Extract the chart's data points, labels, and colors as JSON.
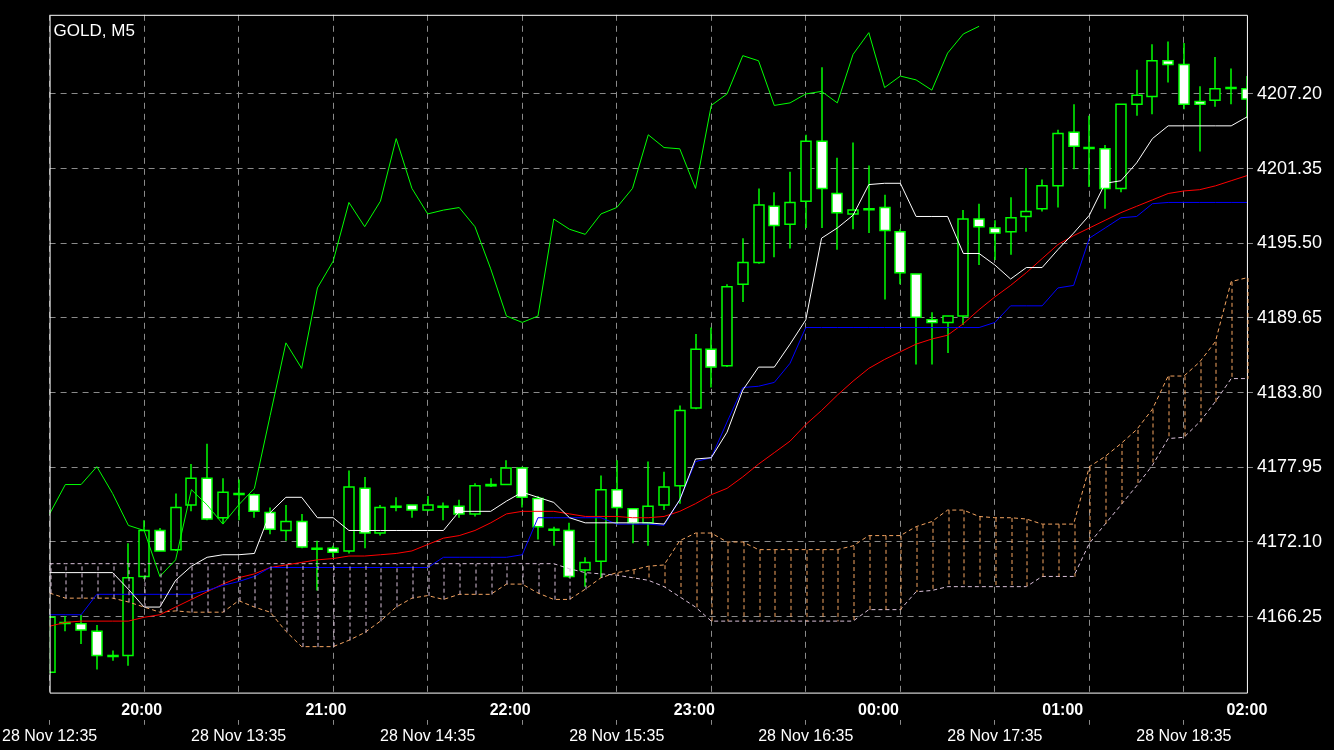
{
  "chart_data": {
    "type": "candlestick",
    "title": "GOLD, M5",
    "categories": [
      "28 Nov 12:35",
      null,
      null,
      null,
      null,
      null,
      null,
      null,
      null,
      null,
      null,
      null,
      "28 Nov 13:35",
      null,
      null,
      null,
      null,
      null,
      null,
      null,
      null,
      null,
      null,
      null,
      "28 Nov 14:35",
      null,
      null,
      null,
      null,
      null,
      null,
      null,
      null,
      null,
      null,
      null,
      "28 Nov 15:35",
      null,
      null,
      null,
      null,
      null,
      null,
      null,
      null,
      null,
      null,
      null,
      "28 Nov 16:35",
      null,
      null,
      null,
      null,
      null,
      null,
      null,
      null,
      null,
      null,
      null,
      "28 Nov 17:35",
      null,
      null,
      null,
      null,
      null,
      null,
      null,
      null,
      null,
      null,
      null,
      "28 Nov 18:35",
      null,
      null,
      null,
      null
    ],
    "ohlc": [
      [
        4161.9,
        4166.3,
        4161.9,
        4166.2
      ],
      [
        4165.8,
        4166.3,
        4165.1,
        4165.8
      ],
      [
        4165.7,
        4166.4,
        4164.1,
        4165.2
      ],
      [
        4165.1,
        4165.6,
        4162.1,
        4163.2
      ],
      [
        4163.2,
        4163.6,
        4162.8,
        4163.2
      ],
      [
        4163.2,
        4172.0,
        4162.4,
        4169.3
      ],
      [
        4169.4,
        4173.8,
        4169.2,
        4173.0
      ],
      [
        4173.0,
        4173.2,
        4171.4,
        4171.4
      ],
      [
        4171.5,
        4175.9,
        4171.4,
        4174.8
      ],
      [
        4175.0,
        4178.2,
        4174.5,
        4177.1
      ],
      [
        4177.1,
        4179.8,
        4173.8,
        4173.9
      ],
      [
        4174.0,
        4177.1,
        4173.5,
        4176.0
      ],
      [
        4175.9,
        4177.0,
        4173.8,
        4175.9
      ],
      [
        4175.8,
        4175.9,
        4174.0,
        4174.5
      ],
      [
        4174.4,
        4174.8,
        4172.7,
        4173.1
      ],
      [
        4173.0,
        4175.0,
        4172.2,
        4173.7
      ],
      [
        4173.7,
        4174.3,
        4171.6,
        4171.7
      ],
      [
        4171.6,
        4172.2,
        4168.3,
        4171.6
      ],
      [
        4171.6,
        4171.8,
        4170.9,
        4171.3
      ],
      [
        4171.4,
        4177.7,
        4171.2,
        4176.4
      ],
      [
        4176.3,
        4177.2,
        4171.6,
        4172.8
      ],
      [
        4172.8,
        4175.0,
        4172.6,
        4174.8
      ],
      [
        4174.9,
        4175.6,
        4174.5,
        4174.9
      ],
      [
        4175.0,
        4175.0,
        4174.0,
        4174.6
      ],
      [
        4174.6,
        4175.7,
        4174.5,
        4175.0
      ],
      [
        4174.9,
        4175.2,
        4173.8,
        4174.9
      ],
      [
        4174.9,
        4175.4,
        4174.0,
        4174.3
      ],
      [
        4174.3,
        4176.7,
        4174.1,
        4176.5
      ],
      [
        4176.5,
        4177.1,
        4176.4,
        4176.6
      ],
      [
        4176.6,
        4178.5,
        4176.6,
        4177.9
      ],
      [
        4177.9,
        4178.0,
        4174.8,
        4175.6
      ],
      [
        4175.5,
        4175.7,
        4172.3,
        4173.3
      ],
      [
        4173.1,
        4173.3,
        4171.8,
        4173.1
      ],
      [
        4173.0,
        4173.6,
        4169.3,
        4169.4
      ],
      [
        4169.9,
        4170.9,
        4168.6,
        4170.5
      ],
      [
        4170.6,
        4177.3,
        4169.3,
        4176.2
      ],
      [
        4176.2,
        4178.5,
        4173.5,
        4174.8
      ],
      [
        4174.7,
        4174.7,
        4172.0,
        4173.6
      ],
      [
        4173.6,
        4178.4,
        4171.8,
        4174.9
      ],
      [
        4175.0,
        4177.6,
        4174.6,
        4176.4
      ],
      [
        4176.5,
        4182.8,
        4175.1,
        4182.4
      ],
      [
        4182.6,
        4188.4,
        4182.5,
        4187.2
      ],
      [
        4187.2,
        4188.9,
        4184.2,
        4185.8
      ],
      [
        4185.9,
        4192.3,
        4185.8,
        4192.1
      ],
      [
        4192.3,
        4195.9,
        4190.9,
        4194.0
      ],
      [
        4194.0,
        4199.8,
        4193.9,
        4198.5
      ],
      [
        4198.4,
        4199.5,
        4194.4,
        4196.9
      ],
      [
        4197.0,
        4201.1,
        4195.1,
        4198.7
      ],
      [
        4198.8,
        4204.0,
        4196.7,
        4203.5
      ],
      [
        4203.5,
        4209.3,
        4196.7,
        4199.8
      ],
      [
        4199.4,
        4202.2,
        4195.0,
        4197.9
      ],
      [
        4197.8,
        4203.4,
        4196.6,
        4198.1
      ],
      [
        4198.2,
        4201.6,
        4196.3,
        4198.2
      ],
      [
        4198.3,
        4199.3,
        4191.1,
        4196.5
      ],
      [
        4196.4,
        4196.6,
        4192.3,
        4193.2
      ],
      [
        4193.1,
        4193.1,
        4186.0,
        4189.7
      ],
      [
        4189.5,
        4190.1,
        4186.0,
        4189.3
      ],
      [
        4189.3,
        4189.8,
        4186.9,
        4189.8
      ],
      [
        4189.8,
        4198.1,
        4189.1,
        4197.4
      ],
      [
        4197.4,
        4198.6,
        4193.8,
        4196.8
      ],
      [
        4196.7,
        4197.3,
        4194.2,
        4196.3
      ],
      [
        4196.4,
        4199.1,
        4194.6,
        4197.5
      ],
      [
        4197.6,
        4201.4,
        4196.4,
        4198.0
      ],
      [
        4198.2,
        4200.5,
        4198.0,
        4200.0
      ],
      [
        4200.0,
        4204.4,
        4198.3,
        4204.1
      ],
      [
        4204.2,
        4206.4,
        4201.3,
        4203.1
      ],
      [
        4203.0,
        4205.5,
        4199.9,
        4203.0
      ],
      [
        4202.9,
        4203.2,
        4198.2,
        4199.8
      ],
      [
        4199.8,
        4206.4,
        4199.5,
        4206.4
      ],
      [
        4206.4,
        4209.1,
        4205.5,
        4207.1
      ],
      [
        4207.0,
        4211.1,
        4205.6,
        4209.8
      ],
      [
        4209.8,
        4211.3,
        4208.1,
        4209.5
      ],
      [
        4209.5,
        4211.2,
        4206.0,
        4206.4
      ],
      [
        4206.6,
        4207.8,
        4202.7,
        4206.4
      ],
      [
        4206.7,
        4210.1,
        4206.2,
        4207.6
      ],
      [
        4207.7,
        4209.2,
        4206.4,
        4207.7
      ],
      [
        4207.6,
        4208.6,
        4205.3,
        4206.8
      ]
    ],
    "color": "#00ff00",
    "colors": [
      "#000000",
      "#000000",
      "#ffffff",
      "#ffffff",
      "#000000",
      "#000000",
      "#000000",
      "#ffffff",
      "#000000",
      "#000000",
      "#ffffff",
      "#000000",
      "#000000",
      "#ffffff",
      "#ffffff",
      "#000000",
      "#ffffff",
      "#000000",
      "#ffffff",
      "#000000",
      "#ffffff",
      "#000000",
      "#000000",
      "#ffffff",
      "#000000",
      "#000000",
      "#ffffff",
      "#000000",
      "#000000",
      "#000000",
      "#ffffff",
      "#ffffff",
      "#000000",
      "#ffffff",
      "#000000",
      "#000000",
      "#ffffff",
      "#ffffff",
      "#000000",
      "#000000",
      "#000000",
      "#000000",
      "#ffffff",
      "#000000",
      "#000000",
      "#000000",
      "#ffffff",
      "#000000",
      "#000000",
      "#ffffff",
      "#ffffff",
      "#000000",
      "#000000",
      "#ffffff",
      "#ffffff",
      "#ffffff",
      "#ffffff",
      "#000000",
      "#000000",
      "#ffffff",
      "#ffffff",
      "#000000",
      "#000000",
      "#000000",
      "#000000",
      "#ffffff",
      "#000000",
      "#ffffff",
      "#000000",
      "#000000",
      "#000000",
      "#ffffff",
      "#ffffff",
      "#ffffff",
      "#000000",
      "#000000",
      "#ffffff"
    ],
    "series": [
      {
        "type": "line",
        "color": "#00ff00",
        "values": [
          4174.3,
          4176.6,
          4176.6,
          4178.0,
          4175.9,
          4173.4,
          4173.0,
          4169.4,
          4170.7,
          4176.2,
          4175.0,
          4173.5,
          4175.0,
          4176.3,
          4182.0,
          4187.7,
          4185.7,
          4192.0,
          4194.1,
          4198.7,
          4196.8,
          4198.8,
          4203.7,
          4199.8,
          4197.8,
          4198.1,
          4198.3,
          4196.8,
          4193.5,
          4189.8,
          4189.3,
          4189.8,
          4197.4,
          4196.6,
          4196.2,
          4197.8,
          4198.3,
          4199.8,
          4204.0,
          4203.0,
          4202.9,
          4199.8,
          4206.3,
          4207.2,
          4210.2,
          4209.8,
          4206.3,
          4206.5,
          4207.2,
          4207.4,
          4206.5,
          4210.3,
          4212.0,
          4207.7,
          4208.6,
          4208.3,
          4207.5,
          4210.4,
          4211.9,
          4212.5,
          null,
          null,
          null,
          null,
          null,
          null,
          null,
          null,
          null,
          null,
          null,
          null,
          null,
          null,
          null,
          null,
          null
        ]
      },
      {
        "type": "line",
        "color": "#ffffff",
        "values": [
          4169.7,
          4169.7,
          4169.7,
          4169.7,
          4169.7,
          4168.4,
          4167.0,
          4167.0,
          4169.1,
          4170.2,
          4170.9,
          4171.1,
          4171.1,
          4171.2,
          4174.4,
          4175.6,
          4175.6,
          4174.0,
          4174.0,
          4173.0,
          4173.0,
          4173.0,
          4173.0,
          4173.0,
          4173.0,
          4173.0,
          4174.5,
          4174.5,
          4174.5,
          4175.3,
          4176.0,
          4175.6,
          4175.2,
          4174.0,
          4173.6,
          4173.6,
          4173.6,
          4173.6,
          4173.6,
          4173.5,
          4175.4,
          4178.6,
          4178.7,
          4180.7,
          4184.0,
          4185.8,
          4185.8,
          4187.6,
          4189.5,
          4195.9,
          4196.7,
          4197.7,
          4200.1,
          4200.2,
          4200.2,
          4197.6,
          4197.6,
          4197.6,
          4194.7,
          4194.7,
          4193.8,
          4192.7,
          4193.6,
          4193.6,
          4195.0,
          4196.3,
          4197.7,
          4200.2,
          4200.4,
          4201.8,
          4203.7,
          4204.7,
          4204.7,
          4204.7,
          4204.7,
          4204.7,
          4205.4
        ]
      },
      {
        "type": "line",
        "color": "#0000ff",
        "values": [
          4166.4,
          4166.4,
          4166.4,
          4168.0,
          4168.0,
          4168.0,
          4168.0,
          4168.0,
          4168.0,
          4168.0,
          4168.3,
          4168.7,
          4169.0,
          4169.4,
          4170.1,
          4170.1,
          4170.1,
          4170.1,
          4170.1,
          4170.1,
          4170.1,
          4170.1,
          4170.1,
          4170.1,
          4170.1,
          4170.9,
          4170.9,
          4170.9,
          4170.9,
          4170.9,
          4171.1,
          4174.0,
          4174.0,
          4174.0,
          4174.0,
          4174.0,
          4173.5,
          4173.5,
          4173.5,
          4173.4,
          4175.4,
          4178.4,
          4178.7,
          4181.5,
          4184.2,
          4184.3,
          4184.6,
          4186.1,
          4188.9,
          4188.9,
          4188.9,
          4188.9,
          4188.9,
          4188.9,
          4188.9,
          4188.9,
          4188.9,
          4188.9,
          4188.9,
          4188.9,
          4189.3,
          4190.6,
          4190.6,
          4190.6,
          4192.0,
          4192.2,
          4195.9,
          4196.7,
          4197.5,
          4197.6,
          4198.6,
          4198.7,
          4198.7,
          4198.7,
          4198.7,
          4198.7,
          4198.7
        ]
      },
      {
        "type": "line",
        "color": "#ff0000",
        "values": [
          4165.5,
          4165.8,
          4165.9,
          4165.9,
          4165.9,
          4165.9,
          4166.2,
          4166.4,
          4167.0,
          4167.6,
          4168.2,
          4168.8,
          4169.3,
          4169.6,
          4170.1,
          4170.3,
          4170.5,
          4170.7,
          4170.8,
          4171.0,
          4171.0,
          4171.1,
          4171.2,
          4171.4,
          4171.9,
          4172.4,
          4172.6,
          4173.0,
          4173.6,
          4174.3,
          4174.5,
          4174.5,
          4174.5,
          4174.3,
          4174.1,
          4174.1,
          4174.1,
          4174.0,
          4174.0,
          4174.1,
          4174.5,
          4175.1,
          4175.8,
          4176.3,
          4177.2,
          4178.2,
          4179.1,
          4180.0,
          4181.3,
          4182.4,
          4183.6,
          4184.7,
          4185.7,
          4186.4,
          4187.0,
          4187.6,
          4188.0,
          4188.3,
          4189.2,
          4190.3,
          4191.3,
          4192.2,
          4193.2,
          4194.3,
          4195.4,
          4196.1,
          4196.7,
          4197.3,
          4197.9,
          4198.4,
          4198.9,
          4199.4,
          4199.6,
          4199.7,
          4200.0,
          4200.4,
          4200.8
        ]
      },
      {
        "type": "line",
        "color": "#f4a460",
        "line_style": "dashed",
        "values": [
          4168.1,
          4167.7,
          4167.7,
          4167.7,
          4167.7,
          4167.4,
          4167.0,
          4166.6,
          4166.7,
          4166.6,
          4166.6,
          4166.6,
          4167.5,
          4167.0,
          4166.6,
          4165.1,
          4163.9,
          4163.9,
          4163.9,
          4164.4,
          4165.0,
          4165.9,
          4167.0,
          4167.7,
          4167.9,
          4167.6,
          4168.0,
          4168.0,
          4168.0,
          4168.8,
          4168.8,
          4168.1,
          4167.6,
          4167.6,
          4168.4,
          4169.3,
          4169.7,
          4169.9,
          4170.2,
          4170.3,
          4172.2,
          4172.8,
          4172.8,
          4172.1,
          4172.1,
          4171.5,
          4171.5,
          4171.5,
          4171.5,
          4171.5,
          4171.5,
          4171.8,
          4172.6,
          4172.6,
          4172.6,
          4173.3,
          4173.7,
          4174.6,
          4174.6,
          4174.1,
          4174.0,
          4174.0,
          4173.9,
          4173.5,
          4173.5,
          4173.5,
          4178.0,
          4178.8,
          4179.8,
          4180.9,
          4182.5,
          4185.1,
          4185.1,
          4186.2,
          4187.8,
          4192.5,
          4192.8
        ]
      },
      {
        "type": "line",
        "color": "#d8bfd8",
        "line_style": "dashed",
        "values": [
          4170.4,
          4170.4,
          4170.4,
          4170.4,
          4170.4,
          4170.4,
          4170.4,
          4170.4,
          4170.4,
          4170.4,
          4170.4,
          4170.4,
          4170.4,
          4170.4,
          4170.4,
          4170.4,
          4170.4,
          4170.4,
          4170.4,
          4170.4,
          4170.4,
          4170.4,
          4170.4,
          4170.4,
          4170.4,
          4170.4,
          4170.4,
          4170.4,
          4170.4,
          4170.4,
          4170.4,
          4170.4,
          4170.4,
          4170.0,
          4169.7,
          4169.6,
          4169.5,
          4169.3,
          4169.1,
          4168.6,
          4167.8,
          4167.0,
          4165.9,
          4165.9,
          4165.9,
          4165.9,
          4165.9,
          4165.9,
          4165.9,
          4165.9,
          4165.9,
          4165.9,
          4166.8,
          4166.8,
          4166.8,
          4168.2,
          4168.3,
          4168.6,
          4168.6,
          4168.6,
          4168.6,
          4168.6,
          4168.6,
          4169.4,
          4169.4,
          4169.4,
          4172.0,
          4173.5,
          4175.0,
          4176.5,
          4178.1,
          4180.2,
          4180.3,
          4181.5,
          4183.1,
          4184.9,
          4184.9
        ]
      }
    ],
    "ylim": [
      4160.3,
      4213.4
    ],
    "yticks": [
      {
        "value": 4166.25,
        "label": "4166.25"
      },
      {
        "value": 4172.1,
        "label": "4172.10"
      },
      {
        "value": 4177.95,
        "label": "4177.95"
      },
      {
        "value": 4183.8,
        "label": "4183.80"
      },
      {
        "value": 4189.65,
        "label": "4189.65"
      },
      {
        "value": 4195.5,
        "label": "4195.50"
      },
      {
        "value": 4201.35,
        "label": "4201.35"
      },
      {
        "value": 4207.2,
        "label": "4207.20"
      }
    ],
    "x2lim": [
      "--11-28T19:30",
      "--11-29T02:00"
    ],
    "x2ticks": [
      {
        "value": "--11-28T20:00",
        "label": "20:00"
      },
      {
        "value": "--11-28T21:00",
        "label": "21:00"
      },
      {
        "value": "--11-28T22:00",
        "label": "22:00"
      },
      {
        "value": "--11-28T23:00",
        "label": "23:00"
      },
      {
        "value": "--11-29T00:00",
        "label": "00:00"
      },
      {
        "value": "--11-29T01:00",
        "label": "01:00"
      },
      {
        "value": "--11-29T02:00",
        "label": "02:00"
      }
    ],
    "grid": true
  }
}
-=-=-=-=-
Objective. Filter the records above and return every line that holds the word "colors".

Exercise result.
Extract the chart's data points, labels, and colors as JSON.
    "colors": [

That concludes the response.